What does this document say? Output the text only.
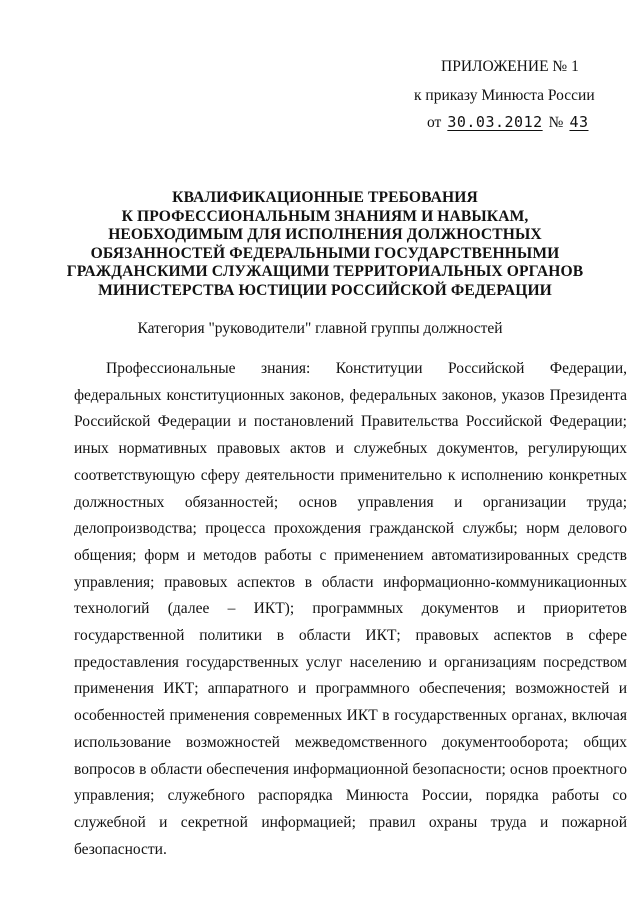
ПРИЛОЖЕНИЕ № 1
к приказу Минюста России
от 30.03.2012 № 43
КВАЛИФИКАЦИОННЫЕ ТРЕБОВАНИЯ
К ПРОФЕССИОНАЛЬНЫМ ЗНАНИЯМ И НАВЫКАМ,
НЕОБХОДИМЫМ ДЛЯ ИСПОЛНЕНИЯ ДОЛЖНОСТНЫХ
ОБЯЗАННОСТЕЙ ФЕДЕРАЛЬНЫМИ ГОСУДАРСТВЕННЫМИ
ГРАЖДАНСКИМИ СЛУЖАЩИМИ ТЕРРИТОРИАЛЬНЫХ ОРГАНОВ
МИНИСТЕРСТВА ЮСТИЦИИ РОССИЙСКОЙ ФЕДЕРАЦИИ
Категория "руководители" главной группы должностей

Профессиональные знания: Конституции Российской Федерации, федеральных конституционных законов, федеральных законов, указов Президента Российской Федерации и постановлений Правительства Российской Федерации; иных нормативных правовых актов и служебных документов, регулирующих соответствующую сферу деятельности применительно к исполнению конкретных должностных обязанностей; основ управления и организации труда; делопроизводства; процесса прохождения гражданской службы; норм делового общения; форм и методов работы с применением автоматизированных средств управления; правовых аспектов в области информационно-коммуникационных технологий (далее – ИКТ); программных документов и приоритетов государственной политики в области ИКТ; правовых аспектов в сфере предоставления государственных услуг населению и организациям посредством применения ИКТ; аппаратного и программного обеспечения; возможностей и особенностей применения современных ИКТ в государственных органах, включая использование возможностей межведомственного документооборота; общих вопросов в области обеспечения информационной безопасности; основ проектного управления; служебного распорядка Минюста России, порядка работы со служебной и секретной информацией; правил охраны труда и пожарной безопасности.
————
> [Stated problem]: Say how many lines hold the word "России", giving the number and nothing else.

> [Output of the task]: 2